▶ REQUIREMENTS: Leave out the pictures and restate the rest of the data exactly.

▶ MATERIAL PROVIDED:
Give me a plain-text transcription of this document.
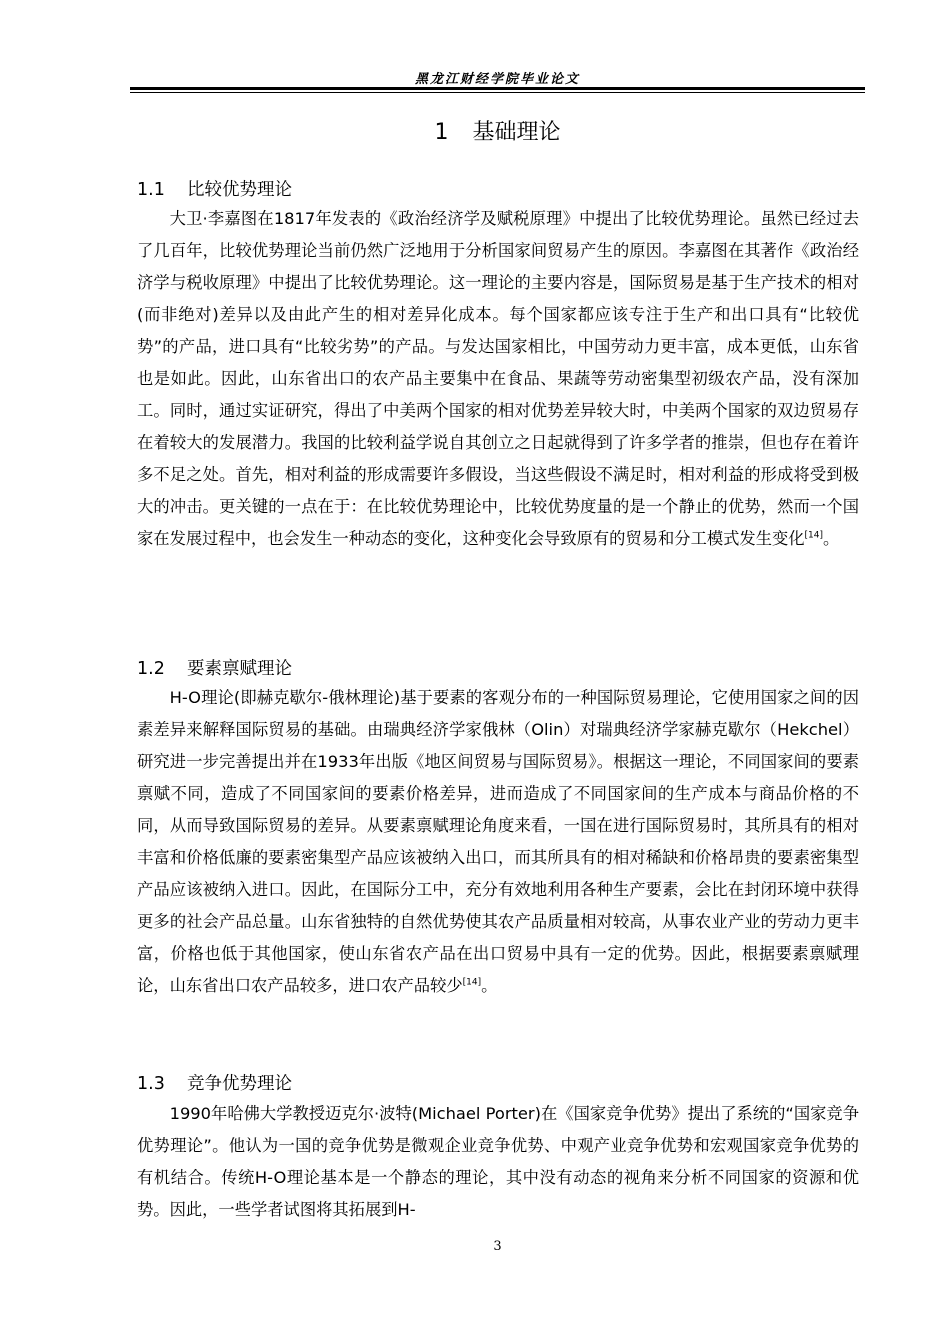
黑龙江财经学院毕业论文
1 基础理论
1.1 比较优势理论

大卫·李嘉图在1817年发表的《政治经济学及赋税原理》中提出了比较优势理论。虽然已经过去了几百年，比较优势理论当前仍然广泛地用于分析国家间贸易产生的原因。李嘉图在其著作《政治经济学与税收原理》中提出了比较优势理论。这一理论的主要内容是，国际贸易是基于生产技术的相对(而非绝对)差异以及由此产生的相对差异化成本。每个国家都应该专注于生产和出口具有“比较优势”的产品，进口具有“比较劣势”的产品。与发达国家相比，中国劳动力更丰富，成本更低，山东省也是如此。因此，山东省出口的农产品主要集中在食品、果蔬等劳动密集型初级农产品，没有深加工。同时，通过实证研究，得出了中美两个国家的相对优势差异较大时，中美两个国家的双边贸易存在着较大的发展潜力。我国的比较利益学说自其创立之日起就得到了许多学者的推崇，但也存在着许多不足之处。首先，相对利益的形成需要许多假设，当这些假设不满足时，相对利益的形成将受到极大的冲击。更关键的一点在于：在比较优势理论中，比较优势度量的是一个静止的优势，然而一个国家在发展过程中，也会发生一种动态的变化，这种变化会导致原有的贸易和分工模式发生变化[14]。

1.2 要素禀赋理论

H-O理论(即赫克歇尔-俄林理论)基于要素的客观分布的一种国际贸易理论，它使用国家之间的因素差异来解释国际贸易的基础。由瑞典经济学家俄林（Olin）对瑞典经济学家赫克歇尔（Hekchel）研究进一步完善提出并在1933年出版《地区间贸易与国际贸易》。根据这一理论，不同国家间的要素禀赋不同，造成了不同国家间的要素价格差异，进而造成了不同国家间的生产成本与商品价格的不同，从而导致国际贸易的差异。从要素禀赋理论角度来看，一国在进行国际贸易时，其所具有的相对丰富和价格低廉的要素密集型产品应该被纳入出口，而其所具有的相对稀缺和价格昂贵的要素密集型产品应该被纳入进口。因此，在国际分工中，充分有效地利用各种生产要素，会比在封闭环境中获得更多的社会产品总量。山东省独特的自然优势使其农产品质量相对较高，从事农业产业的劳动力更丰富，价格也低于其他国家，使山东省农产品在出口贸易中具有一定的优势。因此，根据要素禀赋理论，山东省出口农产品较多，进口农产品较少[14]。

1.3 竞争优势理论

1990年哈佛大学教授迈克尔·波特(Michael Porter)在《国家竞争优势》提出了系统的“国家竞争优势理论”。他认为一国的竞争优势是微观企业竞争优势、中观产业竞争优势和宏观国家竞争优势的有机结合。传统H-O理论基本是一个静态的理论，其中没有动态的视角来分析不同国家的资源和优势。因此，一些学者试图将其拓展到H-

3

▶ WRITTEN RESPONSE:
Give me a plain-text transcription of this document.
黑龙江财经学院毕业论文
1 基础理论
1.1 比较优势理论

大卫·李嘉图在1817年发表的《政治经济学及赋税原理》中提出了比较优势理论。虽然已经过去了几百年，比较优势理论当前仍然广泛地用于分析国家间贸易产生的原因。李嘉图在其著作《政治经济学与税收原理》中提出了比较优势理论。这一理论的主要内容是，国际贸易是基于生产技术的相对(而非绝对)差异以及由此产生的相对差异化成本。每个国家都应该专注于生产和出口具有“比较优势”的产品，进口具有“比较劣势”的产品。与发达国家相比，中国劳动力更丰富，成本更低，山东省也是如此。因此，山东省出口的农产品主要集中在食品、果蔬等劳动密集型初级农产品，没有深加工。同时，通过实证研究，得出了中美两个国家的相对优势差异较大时，中美两个国家的双边贸易存在着较大的发展潜力。我国的比较利益学说自其创立之日起就得到了许多学者的推崇，但也存在着许多不足之处。首先，相对利益的形成需要许多假设，当这些假设不满足时，相对利益的形成将受到极大的冲击。更关键的一点在于：在比较优势理论中，比较优势度量的是一个静止的优势，然而一个国家在发展过程中，也会发生一种动态的变化，这种变化会导致原有的贸易和分工模式发生变化[14]。

1.2 要素禀赋理论

H-O理论(即赫克歇尔-俄林理论)基于要素的客观分布的一种国际贸易理论，它使用国家之间的因素差异来解释国际贸易的基础。由瑞典经济学家俄林（Olin）对瑞典经济学家赫克歇尔（Hekchel）研究进一步完善提出并在1933年出版《地区间贸易与国际贸易》。根据这一理论，不同国家间的要素禀赋不同，造成了不同国家间的要素价格差异，进而造成了不同国家间的生产成本与商品价格的不同，从而导致国际贸易的差异。从要素禀赋理论角度来看，一国在进行国际贸易时，其所具有的相对丰富和价格低廉的要素密集型产品应该被纳入出口，而其所具有的相对稀缺和价格昂贵的要素密集型产品应该被纳入进口。因此，在国际分工中，充分有效地利用各种生产要素，会比在封闭环境中获得更多的社会产品总量。山东省独特的自然优势使其农产品质量相对较高，从事农业产业的劳动力更丰富，价格也低于其他国家，使山东省农产品在出口贸易中具有一定的优势。因此，根据要素禀赋理论，山东省出口农产品较多，进口农产品较少[14]。

1.3 竞争优势理论

1990年哈佛大学教授迈克尔·波特(Michael Porter)在《国家竞争优势》提出了系统的“国家竞争优势理论”。他认为一国的竞争优势是微观企业竞争优势、中观产业竞争优势和宏观国家竞争优势的有机结合。传统H-O理论基本是一个静态的理论，其中没有动态的视角来分析不同国家的资源和优势。因此，一些学者试图将其拓展到H-

3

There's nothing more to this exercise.